→ WHAT IS NEEDED
Can you render everything from the start of the records down to and including the line that contains "column-positive-region — [266, 224, 354, 365]" as a JSON list of strings, one string per line, with blank lines omitted?

Items stored from a collection
- - -

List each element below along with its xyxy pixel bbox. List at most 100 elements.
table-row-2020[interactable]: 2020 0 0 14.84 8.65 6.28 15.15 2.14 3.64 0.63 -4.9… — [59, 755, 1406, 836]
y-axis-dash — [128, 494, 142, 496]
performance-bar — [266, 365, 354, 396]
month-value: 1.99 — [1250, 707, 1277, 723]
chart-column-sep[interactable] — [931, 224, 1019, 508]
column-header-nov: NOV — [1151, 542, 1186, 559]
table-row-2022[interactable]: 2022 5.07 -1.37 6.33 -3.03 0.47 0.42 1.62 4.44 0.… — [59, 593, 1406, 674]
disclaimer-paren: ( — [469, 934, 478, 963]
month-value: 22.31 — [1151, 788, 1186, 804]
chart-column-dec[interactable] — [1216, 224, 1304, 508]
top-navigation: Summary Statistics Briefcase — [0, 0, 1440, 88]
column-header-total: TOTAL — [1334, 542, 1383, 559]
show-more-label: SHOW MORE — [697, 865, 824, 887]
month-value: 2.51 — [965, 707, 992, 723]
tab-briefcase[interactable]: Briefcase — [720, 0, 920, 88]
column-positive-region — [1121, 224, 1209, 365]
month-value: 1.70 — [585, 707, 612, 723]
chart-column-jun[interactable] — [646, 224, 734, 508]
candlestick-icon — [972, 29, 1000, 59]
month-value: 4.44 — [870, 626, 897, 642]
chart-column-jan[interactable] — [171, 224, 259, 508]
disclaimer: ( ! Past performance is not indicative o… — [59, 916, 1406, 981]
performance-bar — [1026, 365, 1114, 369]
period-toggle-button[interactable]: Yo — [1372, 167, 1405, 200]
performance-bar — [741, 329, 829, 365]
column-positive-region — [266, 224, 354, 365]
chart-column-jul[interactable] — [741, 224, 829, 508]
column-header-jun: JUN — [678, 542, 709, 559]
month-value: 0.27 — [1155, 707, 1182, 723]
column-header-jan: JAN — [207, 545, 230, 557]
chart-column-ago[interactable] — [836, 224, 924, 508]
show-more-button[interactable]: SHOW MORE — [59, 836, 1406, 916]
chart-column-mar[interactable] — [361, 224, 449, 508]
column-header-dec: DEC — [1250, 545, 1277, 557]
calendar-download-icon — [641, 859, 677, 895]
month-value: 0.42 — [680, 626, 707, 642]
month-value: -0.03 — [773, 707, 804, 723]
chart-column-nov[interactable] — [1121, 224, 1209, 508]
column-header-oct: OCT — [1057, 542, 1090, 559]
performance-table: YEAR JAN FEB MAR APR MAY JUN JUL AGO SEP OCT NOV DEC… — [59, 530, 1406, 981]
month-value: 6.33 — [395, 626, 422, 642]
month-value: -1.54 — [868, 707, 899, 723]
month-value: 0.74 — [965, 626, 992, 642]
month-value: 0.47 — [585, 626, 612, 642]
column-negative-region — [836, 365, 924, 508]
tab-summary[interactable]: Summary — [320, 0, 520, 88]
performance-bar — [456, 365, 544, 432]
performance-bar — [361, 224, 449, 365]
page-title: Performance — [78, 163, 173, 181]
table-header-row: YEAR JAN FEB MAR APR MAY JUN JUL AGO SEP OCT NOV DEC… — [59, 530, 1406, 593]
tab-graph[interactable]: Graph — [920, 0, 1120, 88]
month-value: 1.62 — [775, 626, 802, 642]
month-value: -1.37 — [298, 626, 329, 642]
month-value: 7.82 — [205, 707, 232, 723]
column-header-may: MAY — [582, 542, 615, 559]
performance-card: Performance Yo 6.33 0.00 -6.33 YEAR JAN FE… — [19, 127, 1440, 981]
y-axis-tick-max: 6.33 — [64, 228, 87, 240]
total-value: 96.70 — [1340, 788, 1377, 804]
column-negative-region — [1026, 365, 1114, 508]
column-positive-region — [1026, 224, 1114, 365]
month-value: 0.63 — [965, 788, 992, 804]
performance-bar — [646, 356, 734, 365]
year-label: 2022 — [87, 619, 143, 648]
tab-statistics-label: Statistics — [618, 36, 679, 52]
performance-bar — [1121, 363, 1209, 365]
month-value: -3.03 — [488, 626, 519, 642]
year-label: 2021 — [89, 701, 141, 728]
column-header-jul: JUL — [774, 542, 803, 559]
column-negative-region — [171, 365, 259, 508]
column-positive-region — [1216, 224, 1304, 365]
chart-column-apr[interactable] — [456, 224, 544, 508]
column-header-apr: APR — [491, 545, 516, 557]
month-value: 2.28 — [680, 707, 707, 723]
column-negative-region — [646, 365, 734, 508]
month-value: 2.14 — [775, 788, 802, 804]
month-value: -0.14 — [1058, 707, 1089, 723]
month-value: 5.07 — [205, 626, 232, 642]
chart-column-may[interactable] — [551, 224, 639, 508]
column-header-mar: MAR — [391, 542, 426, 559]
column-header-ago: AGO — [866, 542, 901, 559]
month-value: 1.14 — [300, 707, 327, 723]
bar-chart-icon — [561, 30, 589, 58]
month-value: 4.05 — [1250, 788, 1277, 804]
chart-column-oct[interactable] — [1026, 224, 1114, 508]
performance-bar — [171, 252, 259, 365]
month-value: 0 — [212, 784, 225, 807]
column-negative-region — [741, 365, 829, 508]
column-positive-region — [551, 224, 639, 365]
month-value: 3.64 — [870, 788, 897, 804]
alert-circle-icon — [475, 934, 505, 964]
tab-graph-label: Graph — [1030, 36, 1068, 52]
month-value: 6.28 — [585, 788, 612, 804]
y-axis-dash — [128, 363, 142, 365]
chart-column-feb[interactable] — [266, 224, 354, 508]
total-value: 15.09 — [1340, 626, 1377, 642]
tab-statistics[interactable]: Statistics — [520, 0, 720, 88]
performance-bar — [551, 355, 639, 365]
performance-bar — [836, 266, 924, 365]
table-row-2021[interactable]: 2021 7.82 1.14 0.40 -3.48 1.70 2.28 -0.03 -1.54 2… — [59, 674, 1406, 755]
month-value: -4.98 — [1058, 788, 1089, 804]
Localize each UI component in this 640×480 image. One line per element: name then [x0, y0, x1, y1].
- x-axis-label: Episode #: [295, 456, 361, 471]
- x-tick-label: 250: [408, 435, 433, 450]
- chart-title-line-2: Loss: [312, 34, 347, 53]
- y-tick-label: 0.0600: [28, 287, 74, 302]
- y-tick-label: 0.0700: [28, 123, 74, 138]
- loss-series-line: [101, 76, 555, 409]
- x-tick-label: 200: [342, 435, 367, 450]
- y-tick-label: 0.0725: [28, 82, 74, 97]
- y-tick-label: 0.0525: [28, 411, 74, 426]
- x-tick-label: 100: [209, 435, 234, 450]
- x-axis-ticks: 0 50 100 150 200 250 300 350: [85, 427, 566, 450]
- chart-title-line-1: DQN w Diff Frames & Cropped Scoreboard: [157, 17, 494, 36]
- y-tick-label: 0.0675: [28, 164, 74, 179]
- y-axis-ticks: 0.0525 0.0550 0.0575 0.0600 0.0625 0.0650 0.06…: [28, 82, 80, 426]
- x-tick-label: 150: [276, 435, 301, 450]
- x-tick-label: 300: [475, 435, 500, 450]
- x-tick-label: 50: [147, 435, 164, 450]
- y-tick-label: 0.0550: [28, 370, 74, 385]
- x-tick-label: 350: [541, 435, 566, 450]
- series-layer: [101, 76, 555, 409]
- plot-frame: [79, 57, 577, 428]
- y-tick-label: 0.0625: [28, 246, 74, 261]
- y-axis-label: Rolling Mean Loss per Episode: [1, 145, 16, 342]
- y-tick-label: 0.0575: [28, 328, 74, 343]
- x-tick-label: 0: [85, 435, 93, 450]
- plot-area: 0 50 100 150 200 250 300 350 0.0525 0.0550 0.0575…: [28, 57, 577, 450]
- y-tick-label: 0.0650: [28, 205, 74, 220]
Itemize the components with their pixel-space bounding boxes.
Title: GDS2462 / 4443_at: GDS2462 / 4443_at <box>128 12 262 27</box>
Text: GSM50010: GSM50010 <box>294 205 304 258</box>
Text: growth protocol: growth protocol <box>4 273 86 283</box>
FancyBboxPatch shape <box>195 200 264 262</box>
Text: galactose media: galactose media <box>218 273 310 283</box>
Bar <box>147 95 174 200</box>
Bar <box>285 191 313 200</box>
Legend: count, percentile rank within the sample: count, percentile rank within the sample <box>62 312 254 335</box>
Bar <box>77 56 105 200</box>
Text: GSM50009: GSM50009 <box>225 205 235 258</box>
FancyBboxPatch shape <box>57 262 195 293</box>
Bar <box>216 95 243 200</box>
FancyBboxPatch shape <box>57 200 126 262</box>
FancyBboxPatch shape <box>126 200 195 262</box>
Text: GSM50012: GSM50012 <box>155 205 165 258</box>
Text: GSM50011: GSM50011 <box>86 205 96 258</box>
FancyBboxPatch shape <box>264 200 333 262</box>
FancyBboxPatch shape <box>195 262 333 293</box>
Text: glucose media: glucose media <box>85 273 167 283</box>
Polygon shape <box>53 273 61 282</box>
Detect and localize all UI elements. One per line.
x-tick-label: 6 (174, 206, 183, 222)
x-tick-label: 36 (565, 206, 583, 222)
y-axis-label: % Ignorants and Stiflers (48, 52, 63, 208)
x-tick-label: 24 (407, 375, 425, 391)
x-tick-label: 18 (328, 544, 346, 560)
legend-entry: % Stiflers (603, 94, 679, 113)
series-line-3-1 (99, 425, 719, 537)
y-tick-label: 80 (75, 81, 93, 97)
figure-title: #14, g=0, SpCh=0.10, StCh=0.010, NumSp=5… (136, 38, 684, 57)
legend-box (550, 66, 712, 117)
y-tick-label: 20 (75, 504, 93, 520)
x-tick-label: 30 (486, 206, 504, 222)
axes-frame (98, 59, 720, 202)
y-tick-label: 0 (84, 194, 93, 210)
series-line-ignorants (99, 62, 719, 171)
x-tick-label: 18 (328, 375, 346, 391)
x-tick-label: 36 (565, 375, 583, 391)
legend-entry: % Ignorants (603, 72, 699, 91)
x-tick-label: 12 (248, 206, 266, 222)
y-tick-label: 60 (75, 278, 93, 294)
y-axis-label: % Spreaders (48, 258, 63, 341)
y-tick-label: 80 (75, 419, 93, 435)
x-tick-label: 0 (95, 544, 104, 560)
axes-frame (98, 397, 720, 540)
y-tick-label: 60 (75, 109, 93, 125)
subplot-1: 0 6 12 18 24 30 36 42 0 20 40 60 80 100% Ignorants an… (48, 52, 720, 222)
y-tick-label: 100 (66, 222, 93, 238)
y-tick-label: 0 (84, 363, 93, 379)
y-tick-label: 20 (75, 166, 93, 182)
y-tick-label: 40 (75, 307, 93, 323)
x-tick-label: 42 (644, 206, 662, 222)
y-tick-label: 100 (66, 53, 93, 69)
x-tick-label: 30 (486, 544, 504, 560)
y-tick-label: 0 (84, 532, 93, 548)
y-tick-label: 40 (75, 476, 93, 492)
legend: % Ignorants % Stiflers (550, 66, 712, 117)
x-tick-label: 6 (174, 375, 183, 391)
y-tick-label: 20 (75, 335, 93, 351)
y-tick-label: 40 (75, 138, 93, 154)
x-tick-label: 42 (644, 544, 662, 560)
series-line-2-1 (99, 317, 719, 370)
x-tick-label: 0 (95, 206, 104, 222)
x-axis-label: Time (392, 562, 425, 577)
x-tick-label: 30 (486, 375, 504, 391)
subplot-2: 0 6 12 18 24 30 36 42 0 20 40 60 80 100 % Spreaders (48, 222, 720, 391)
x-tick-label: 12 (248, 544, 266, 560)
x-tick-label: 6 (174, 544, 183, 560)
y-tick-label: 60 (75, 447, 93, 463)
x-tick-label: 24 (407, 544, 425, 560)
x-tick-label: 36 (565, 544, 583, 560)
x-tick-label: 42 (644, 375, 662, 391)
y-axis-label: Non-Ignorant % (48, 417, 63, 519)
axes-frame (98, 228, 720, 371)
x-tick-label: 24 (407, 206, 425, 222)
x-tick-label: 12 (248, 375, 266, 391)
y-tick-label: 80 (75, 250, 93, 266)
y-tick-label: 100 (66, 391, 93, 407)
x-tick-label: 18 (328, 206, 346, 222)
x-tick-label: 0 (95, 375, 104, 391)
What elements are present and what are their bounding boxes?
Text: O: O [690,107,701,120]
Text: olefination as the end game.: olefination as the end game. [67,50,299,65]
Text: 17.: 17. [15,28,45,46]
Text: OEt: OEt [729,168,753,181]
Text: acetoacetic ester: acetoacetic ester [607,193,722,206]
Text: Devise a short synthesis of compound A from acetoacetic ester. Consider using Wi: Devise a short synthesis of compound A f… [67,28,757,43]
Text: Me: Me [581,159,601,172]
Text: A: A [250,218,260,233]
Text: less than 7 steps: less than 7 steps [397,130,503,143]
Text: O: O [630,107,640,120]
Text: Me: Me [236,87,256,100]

- - -

→ SOLUTION FOR THIS PROBLEM
[
  "List each element below along with its xyxy pixel bbox. List at most 100 elements.",
  "table-row-2020[interactable]: 2020 0 0 14.84 8.65 6.28 15.15 2.14 3.64 0.63 -4.9… — [59, 755, 1406, 836]",
  "y-axis-dash — [128, 494, 142, 496]",
  "performance-bar — [266, 365, 354, 396]",
  "month-value: 1.99 — [1250, 707, 1277, 723]",
  "chart-column-sep[interactable] — [931, 224, 1019, 508]",
  "column-header-nov: NOV — [1151, 542, 1186, 559]",
  "table-row-2022[interactable]: 2022 5.07 -1.37 6.33 -3.03 0.47 0.42 1.62 4.44 0.… — [59, 593, 1406, 674]",
  "disclaimer-paren: ( — [469, 934, 478, 963]",
  "month-value: 22.31 — [1151, 788, 1186, 804]",
  "chart-column-dec[interactable] — [1216, 224, 1304, 508]",
  "top-navigation: Summary Statistics Briefcase — [0, 0, 1440, 88]",
  "column-header-total: TOTAL — [1334, 542, 1383, 559]",
  "show-more-label: SHOW MORE — [697, 865, 824, 887]",
  "month-value: 2.51 — [965, 707, 992, 723]",
  "tab-briefcase[interactable]: Briefcase — [720, 0, 920, 88]",
  "column-positive-region — [1121, 224, 1209, 365]",
  "month-value: 1.70 — [585, 707, 612, 723]",
  "chart-column-jun[interactable] — [646, 224, 734, 508]",
  "candlestick-icon — [972, 29, 1000, 59]",
  "month-value: 4.44 — [870, 626, 897, 642]",
  "chart-column-jan[interactable] — [171, 224, 259, 508]",
  "disclaimer: ( ! Past performance is not indicative o… — [59, 916, 1406, 981]",
  "performance-bar — [1026, 365, 1114, 369]",
  "period-toggle-button[interactable]: Yo — [1372, 167, 1405, 200]",
  "performance-bar — [741, 329, 829, 365]",
  "column-positive-region — [266, 224, 354, 365]"
]